__WORK TO DO__.
From the listing that follows, extract every line and set it down unaltered.
— start SUPPLIED DATA —
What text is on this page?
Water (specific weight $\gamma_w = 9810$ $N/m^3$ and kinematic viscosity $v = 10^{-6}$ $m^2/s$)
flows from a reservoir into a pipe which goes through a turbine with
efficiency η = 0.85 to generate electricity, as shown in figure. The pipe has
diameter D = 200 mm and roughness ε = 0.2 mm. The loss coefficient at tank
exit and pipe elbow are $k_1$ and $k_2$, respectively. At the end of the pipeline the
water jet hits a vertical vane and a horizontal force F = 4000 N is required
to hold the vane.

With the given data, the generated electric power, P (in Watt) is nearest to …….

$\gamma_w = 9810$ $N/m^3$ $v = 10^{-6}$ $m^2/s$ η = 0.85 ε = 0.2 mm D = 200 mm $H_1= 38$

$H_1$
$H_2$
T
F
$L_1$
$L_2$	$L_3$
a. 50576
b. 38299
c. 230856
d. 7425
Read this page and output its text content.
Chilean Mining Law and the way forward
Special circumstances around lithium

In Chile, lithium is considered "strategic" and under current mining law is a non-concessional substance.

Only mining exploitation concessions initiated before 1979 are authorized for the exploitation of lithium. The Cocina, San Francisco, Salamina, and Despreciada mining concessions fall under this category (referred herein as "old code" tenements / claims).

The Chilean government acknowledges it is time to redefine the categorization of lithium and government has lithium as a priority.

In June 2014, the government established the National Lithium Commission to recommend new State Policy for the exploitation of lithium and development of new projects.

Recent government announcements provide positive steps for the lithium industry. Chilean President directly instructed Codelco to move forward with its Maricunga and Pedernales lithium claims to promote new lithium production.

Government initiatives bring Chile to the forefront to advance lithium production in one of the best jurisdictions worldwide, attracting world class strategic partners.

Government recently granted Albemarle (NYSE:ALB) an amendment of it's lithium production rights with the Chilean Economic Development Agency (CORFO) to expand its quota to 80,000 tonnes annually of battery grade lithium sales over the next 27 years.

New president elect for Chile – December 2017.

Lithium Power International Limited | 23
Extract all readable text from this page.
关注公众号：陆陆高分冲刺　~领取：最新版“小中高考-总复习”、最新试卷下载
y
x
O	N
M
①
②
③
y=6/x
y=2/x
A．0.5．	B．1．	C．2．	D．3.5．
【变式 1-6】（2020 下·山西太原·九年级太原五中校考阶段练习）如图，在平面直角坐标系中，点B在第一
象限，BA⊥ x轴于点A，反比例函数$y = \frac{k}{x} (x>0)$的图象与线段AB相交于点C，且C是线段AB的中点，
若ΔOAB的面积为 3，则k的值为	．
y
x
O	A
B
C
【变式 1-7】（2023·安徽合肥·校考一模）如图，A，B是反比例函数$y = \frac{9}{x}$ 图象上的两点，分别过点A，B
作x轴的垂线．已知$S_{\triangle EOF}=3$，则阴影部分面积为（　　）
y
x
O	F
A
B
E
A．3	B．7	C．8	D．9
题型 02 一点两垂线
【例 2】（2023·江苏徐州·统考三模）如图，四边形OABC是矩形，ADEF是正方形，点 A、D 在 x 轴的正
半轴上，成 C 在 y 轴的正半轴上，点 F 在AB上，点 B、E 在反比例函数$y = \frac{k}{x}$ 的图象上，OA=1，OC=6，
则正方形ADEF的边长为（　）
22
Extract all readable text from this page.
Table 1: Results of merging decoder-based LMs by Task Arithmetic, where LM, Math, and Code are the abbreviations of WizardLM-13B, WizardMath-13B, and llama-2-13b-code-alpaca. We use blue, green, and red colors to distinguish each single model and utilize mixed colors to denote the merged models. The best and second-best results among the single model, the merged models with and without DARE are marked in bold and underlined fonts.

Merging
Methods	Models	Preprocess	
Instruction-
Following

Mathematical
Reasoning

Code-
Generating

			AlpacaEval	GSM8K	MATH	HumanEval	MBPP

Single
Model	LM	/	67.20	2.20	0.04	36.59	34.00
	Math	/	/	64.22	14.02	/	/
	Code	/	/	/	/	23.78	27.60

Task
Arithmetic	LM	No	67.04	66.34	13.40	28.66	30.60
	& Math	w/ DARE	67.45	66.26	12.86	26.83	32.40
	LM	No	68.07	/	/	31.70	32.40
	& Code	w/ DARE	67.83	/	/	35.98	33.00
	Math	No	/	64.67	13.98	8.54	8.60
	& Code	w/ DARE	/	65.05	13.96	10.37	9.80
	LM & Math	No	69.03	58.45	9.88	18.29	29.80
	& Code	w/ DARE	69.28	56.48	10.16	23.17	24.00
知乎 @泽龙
— end SUPPLIED DATA —
__REPLY TO THE TASK__.
What text is on this page?
Water (specific weight $\gamma_w = 9810$ $N/m^3$ and kinematic viscosity $v = 10^{-6}$ $m^2/s$)
flows from a reservoir into a pipe which goes through a turbine with
efficiency η = 0.85 to generate electricity, as shown in figure. The pipe has
diameter D = 200 mm and roughness ε = 0.2 mm. The loss coefficient at tank
exit and pipe elbow are $k_1$ and $k_2$, respectively. At the end of the pipeline the
water jet hits a vertical vane and a horizontal force F = 4000 N is required
to hold the vane.

With the given data, the generated electric power, P (in Watt) is nearest to …….

$\gamma_w = 9810$ $N/m^3$ $v = 10^{-6}$ $m^2/s$ η = 0.85 ε = 0.2 mm D = 200 mm $H_1= 38$

$H_1$
$H_2$
T
F
$L_1$
$L_2$	$L_3$
a. 50576
b. 38299
c. 230856
d. 7425
Read this page and output its text content.
Chilean Mining Law and the way forward
Special circumstances around lithium

In Chile, lithium is considered "strategic" and under current mining law is a non-concessional substance.

Only mining exploitation concessions initiated before 1979 are authorized for the exploitation of lithium. The Cocina, San Francisco, Salamina, and Despreciada mining concessions fall under this category (referred herein as "old code" tenements / claims).

The Chilean government acknowledges it is time to redefine the categorization of lithium and government has lithium as a priority.

In June 2014, the government established the National Lithium Commission to recommend new State Policy for the exploitation of lithium and development of new projects.

Recent government announcements provide positive steps for the lithium industry. Chilean President directly instructed Codelco to move forward with its Maricunga and Pedernales lithium claims to promote new lithium production.

Government initiatives bring Chile to the forefront to advance lithium production in one of the best jurisdictions worldwide, attracting world class strategic partners.

Government recently granted Albemarle (NYSE:ALB) an amendment of it's lithium production rights with the Chilean Economic Development Agency (CORFO) to expand its quota to 80,000 tonnes annually of battery grade lithium sales over the next 27 years.

New president elect for Chile – December 2017.

Lithium Power International Limited | 23
Extract all readable text from this page.
关注公众号：陆陆高分冲刺　~领取：最新版“小中高考-总复习”、最新试卷下载
y
x
O	N
M
①
②
③
y=6/x
y=2/x
A．0.5．	B．1．	C．2．	D．3.5．
【变式 1-6】（2020 下·山西太原·九年级太原五中校考阶段练习）如图，在平面直角坐标系中，点B在第一
象限，BA⊥ x轴于点A，反比例函数$y = \frac{k}{x} (x>0)$的图象与线段AB相交于点C，且C是线段AB的中点，
若ΔOAB的面积为 3，则k的值为	．
y
x
O	A
B
C
【变式 1-7】（2023·安徽合肥·校考一模）如图，A，B是反比例函数$y = \frac{9}{x}$ 图象上的两点，分别过点A，B
作x轴的垂线．已知$S_{\triangle EOF}=3$，则阴影部分面积为（　　）
y
x
O	F
A
B
E
A．3	B．7	C．8	D．9
题型 02 一点两垂线
【例 2】（2023·江苏徐州·统考三模）如图，四边形OABC是矩形，ADEF是正方形，点 A、D 在 x 轴的正
半轴上，成 C 在 y 轴的正半轴上，点 F 在AB上，点 B、E 在反比例函数$y = \frac{k}{x}$ 的图象上，OA=1，OC=6，
则正方形ADEF的边长为（　）
22
Extract all readable text from this page.
Table 1: Results of merging decoder-based LMs by Task Arithmetic, where LM, Math, and Code are the abbreviations of WizardLM-13B, WizardMath-13B, and llama-2-13b-code-alpaca. We use blue, green, and red colors to distinguish each single model and utilize mixed colors to denote the merged models. The best and second-best results among the single model, the merged models with and without DARE are marked in bold and underlined fonts.

Merging
Methods	Models	Preprocess	
Instruction-
Following

Mathematical
Reasoning

Code-
Generating

			AlpacaEval	GSM8K	MATH	HumanEval	MBPP

Single
Model	LM	/	67.20	2.20	0.04	36.59	34.00
	Math	/	/	64.22	14.02	/	/
	Code	/	/	/	/	23.78	27.60

Task
Arithmetic	LM	No	67.04	66.34	13.40	28.66	30.60
	& Math	w/ DARE	67.45	66.26	12.86	26.83	32.40
	LM	No	68.07	/	/	31.70	32.40
	& Code	w/ DARE	67.83	/	/	35.98	33.00
	Math	No	/	64.67	13.98	8.54	8.60
	& Code	w/ DARE	/	65.05	13.96	10.37	9.80
	LM & Math	No	69.03	58.45	9.88	18.29	29.80
	& Code	w/ DARE	69.28	56.48	10.16	23.17	24.00
知乎 @泽龙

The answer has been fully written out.